Data provided -
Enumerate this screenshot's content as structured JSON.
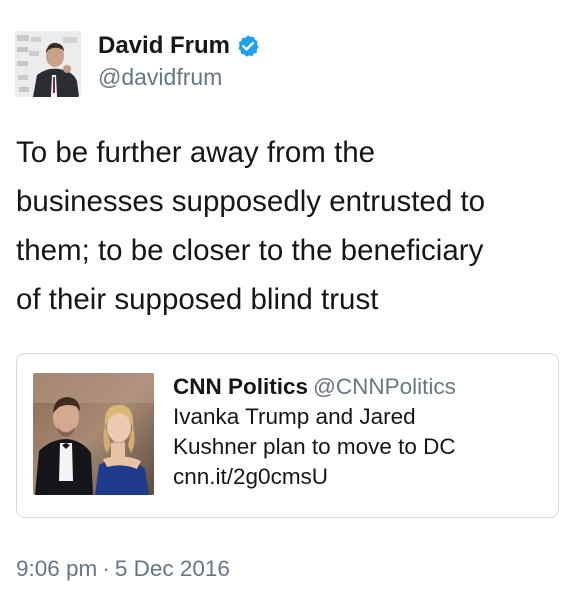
{
  "author": {
    "display_name": "David Frum",
    "handle": "@davidfrum",
    "verified": true,
    "avatar_icon": "profile-photo"
  },
  "tweet": {
    "text_lines": [
      "To be further away from the",
      "businesses supposedly entrusted to",
      "them; to be closer to the beneficiary",
      "of their supposed blind trust"
    ]
  },
  "quoted": {
    "display_name": "CNN Politics",
    "handle": "@CNNPolitics",
    "text_lines": [
      "Ivanka Trump and Jared",
      "Kushner plan to move to DC",
      "cnn.it/2g0cmsU"
    ],
    "image_icon": "couple-photo"
  },
  "meta": {
    "time": "9:06 pm",
    "separator": "·",
    "date": "5 Dec 2016"
  },
  "colors": {
    "verified_badge": "#1da1f2",
    "secondary_text": "#657786",
    "primary_text": "#14171a",
    "card_border": "#d3dbe2"
  }
}
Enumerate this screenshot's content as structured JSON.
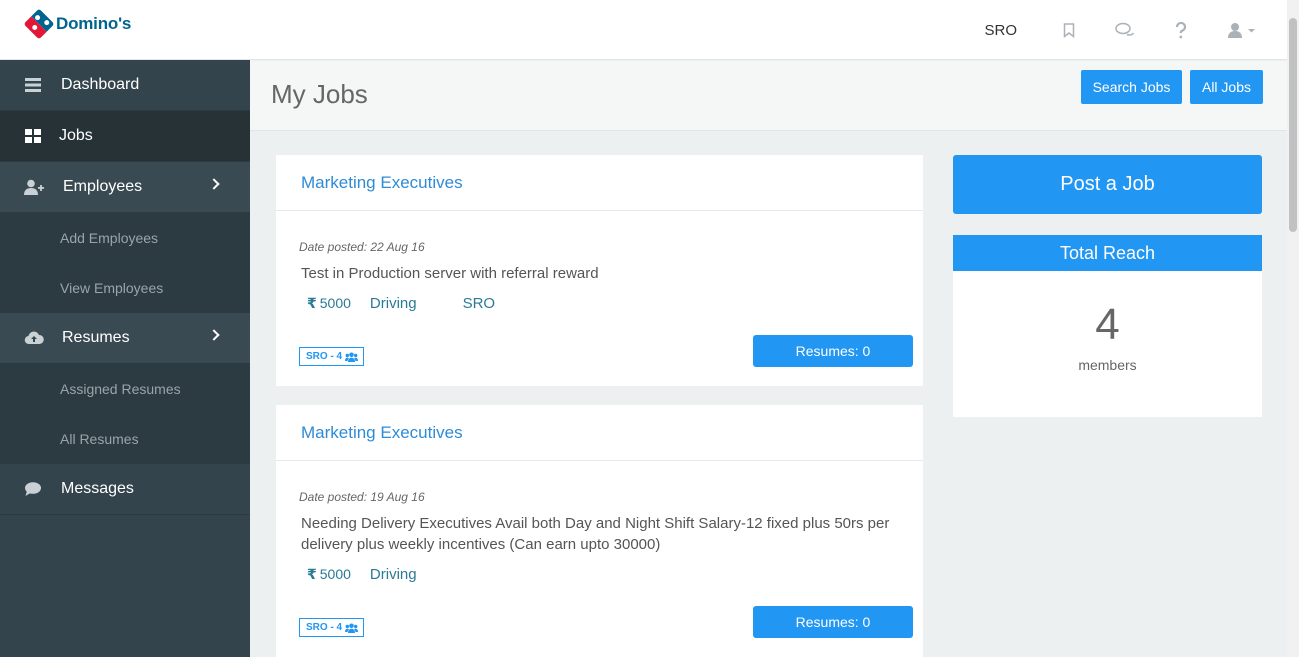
{
  "brand": {
    "name": "Domino's"
  },
  "topbar": {
    "user_label": "SRO"
  },
  "sidebar": {
    "items": [
      {
        "label": "Dashboard"
      },
      {
        "label": "Jobs"
      },
      {
        "label": "Employees"
      },
      {
        "label": "Add Employees"
      },
      {
        "label": "View Employees"
      },
      {
        "label": "Resumes"
      },
      {
        "label": "Assigned Resumes"
      },
      {
        "label": "All Resumes"
      },
      {
        "label": "Messages"
      }
    ]
  },
  "header": {
    "title": "My Jobs",
    "search_jobs_label": "Search Jobs",
    "all_jobs_label": "All Jobs"
  },
  "jobs": [
    {
      "title": "Marketing Executives",
      "date": "Date posted: 22 Aug 16",
      "description": "Test in Production server with referral reward",
      "currency": "₹",
      "salary": "5000",
      "category": "Driving",
      "location": "SRO",
      "reach_badge": "SRO - 4",
      "resumes_label": "Resumes: 0"
    },
    {
      "title": "Marketing Executives",
      "date": "Date posted: 19 Aug 16",
      "description": "Needing Delivery Executives Avail both Day and Night Shift Salary-12 fixed plus 50rs per delivery plus weekly incentives (Can earn upto 30000)",
      "currency": "₹",
      "salary": "5000",
      "category": "Driving",
      "reach_badge": "SRO - 4",
      "resumes_label": "Resumes: 0"
    }
  ],
  "right": {
    "post_job_label": "Post a Job",
    "reach_title": "Total Reach",
    "reach_count": "4",
    "reach_unit": "members"
  },
  "colors": {
    "accent": "#2196f3",
    "sidebar": "#34444c",
    "brand_blue": "#006491",
    "brand_red": "#e31837"
  }
}
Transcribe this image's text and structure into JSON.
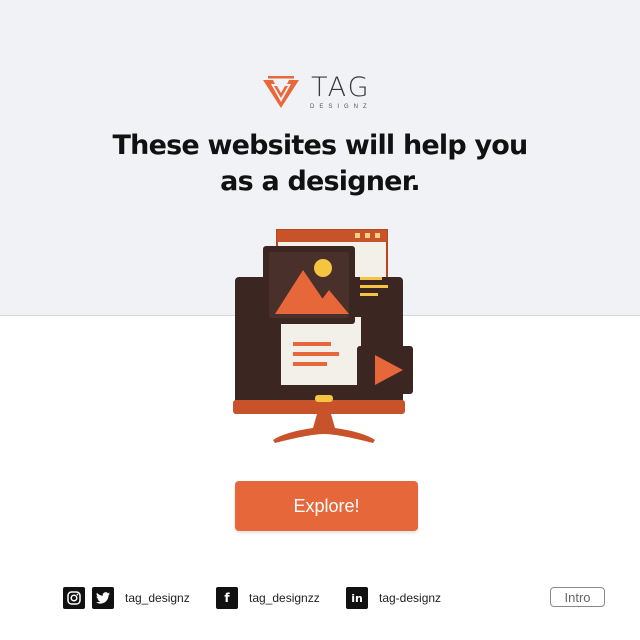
{
  "brand": {
    "name": "TAG",
    "tagline": "DESIGNZ"
  },
  "headline": {
    "line1": "These websites will help you",
    "line2": "as a designer."
  },
  "cta": {
    "label": "Explore!"
  },
  "social": {
    "instagram_twitter_handle": "tag_designz",
    "facebook_handle": "tag_designzz",
    "linkedin_handle": "tag-designz",
    "icons": [
      "instagram-icon",
      "twitter-icon",
      "facebook-icon",
      "linkedin-icon"
    ]
  },
  "page_tag": "Intro",
  "colors": {
    "accent": "#e5673a",
    "dark": "#3b2622",
    "top_background": "#f1f2f6",
    "text": "#111111"
  },
  "illustration": {
    "icon": "monitor-with-image-and-video-icon"
  }
}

Exercise requirements -
Pictures are excluded; copy all other data exactly as shown.

Problem solution -
Enumerate this screenshot's content as structured JSON.
{
  "author": {
    "display_name": "David Frum",
    "handle": "@davidfrum",
    "verified": true,
    "avatar_icon": "profile-photo"
  },
  "tweet": {
    "text_lines": [
      "To be further away from the",
      "businesses supposedly entrusted to",
      "them; to be closer to the beneficiary",
      "of their supposed blind trust"
    ]
  },
  "quoted": {
    "display_name": "CNN Politics",
    "handle": "@CNNPolitics",
    "text_lines": [
      "Ivanka Trump and Jared",
      "Kushner plan to move to DC",
      "cnn.it/2g0cmsU"
    ],
    "image_icon": "couple-photo"
  },
  "meta": {
    "time": "9:06 pm",
    "separator": "·",
    "date": "5 Dec 2016"
  },
  "colors": {
    "verified_badge": "#1da1f2",
    "secondary_text": "#657786",
    "primary_text": "#14171a",
    "card_border": "#d3dbe2"
  }
}
Enumerate this screenshot's content as structured JSON.
{
  "brand": {
    "name": "Domino's"
  },
  "topbar": {
    "user_label": "SRO"
  },
  "sidebar": {
    "items": [
      {
        "label": "Dashboard"
      },
      {
        "label": "Jobs"
      },
      {
        "label": "Employees"
      },
      {
        "label": "Add Employees"
      },
      {
        "label": "View Employees"
      },
      {
        "label": "Resumes"
      },
      {
        "label": "Assigned Resumes"
      },
      {
        "label": "All Resumes"
      },
      {
        "label": "Messages"
      }
    ]
  },
  "header": {
    "title": "My Jobs",
    "search_jobs_label": "Search Jobs",
    "all_jobs_label": "All Jobs"
  },
  "jobs": [
    {
      "title": "Marketing Executives",
      "date": "Date posted: 22 Aug 16",
      "description": "Test in Production server with referral reward",
      "currency": "₹",
      "salary": "5000",
      "category": "Driving",
      "location": "SRO",
      "reach_badge": "SRO - 4",
      "resumes_label": "Resumes: 0"
    },
    {
      "title": "Marketing Executives",
      "date": "Date posted: 19 Aug 16",
      "description": "Needing Delivery Executives Avail both Day and Night Shift Salary-12 fixed plus 50rs per delivery plus weekly incentives (Can earn upto 30000)",
      "currency": "₹",
      "salary": "5000",
      "category": "Driving",
      "reach_badge": "SRO - 4",
      "resumes_label": "Resumes: 0"
    }
  ],
  "right": {
    "post_job_label": "Post a Job",
    "reach_title": "Total Reach",
    "reach_count": "4",
    "reach_unit": "members"
  },
  "colors": {
    "accent": "#2196f3",
    "sidebar": "#34444c",
    "brand_blue": "#006491",
    "brand_red": "#e31837"
  }
}
Transcribe this image's text and structure into JSON.
{
  "brand": {
    "name": "TAG",
    "tagline": "DESIGNZ"
  },
  "headline": {
    "line1": "These websites will help you",
    "line2": "as a designer."
  },
  "cta": {
    "label": "Explore!"
  },
  "social": {
    "instagram_twitter_handle": "tag_designz",
    "facebook_handle": "tag_designzz",
    "linkedin_handle": "tag-designz",
    "icons": [
      "instagram-icon",
      "twitter-icon",
      "facebook-icon",
      "linkedin-icon"
    ]
  },
  "page_tag": "Intro",
  "colors": {
    "accent": "#e5673a",
    "dark": "#3b2622",
    "top_background": "#f1f2f6",
    "text": "#111111"
  },
  "illustration": {
    "icon": "monitor-with-image-and-video-icon"
  }
}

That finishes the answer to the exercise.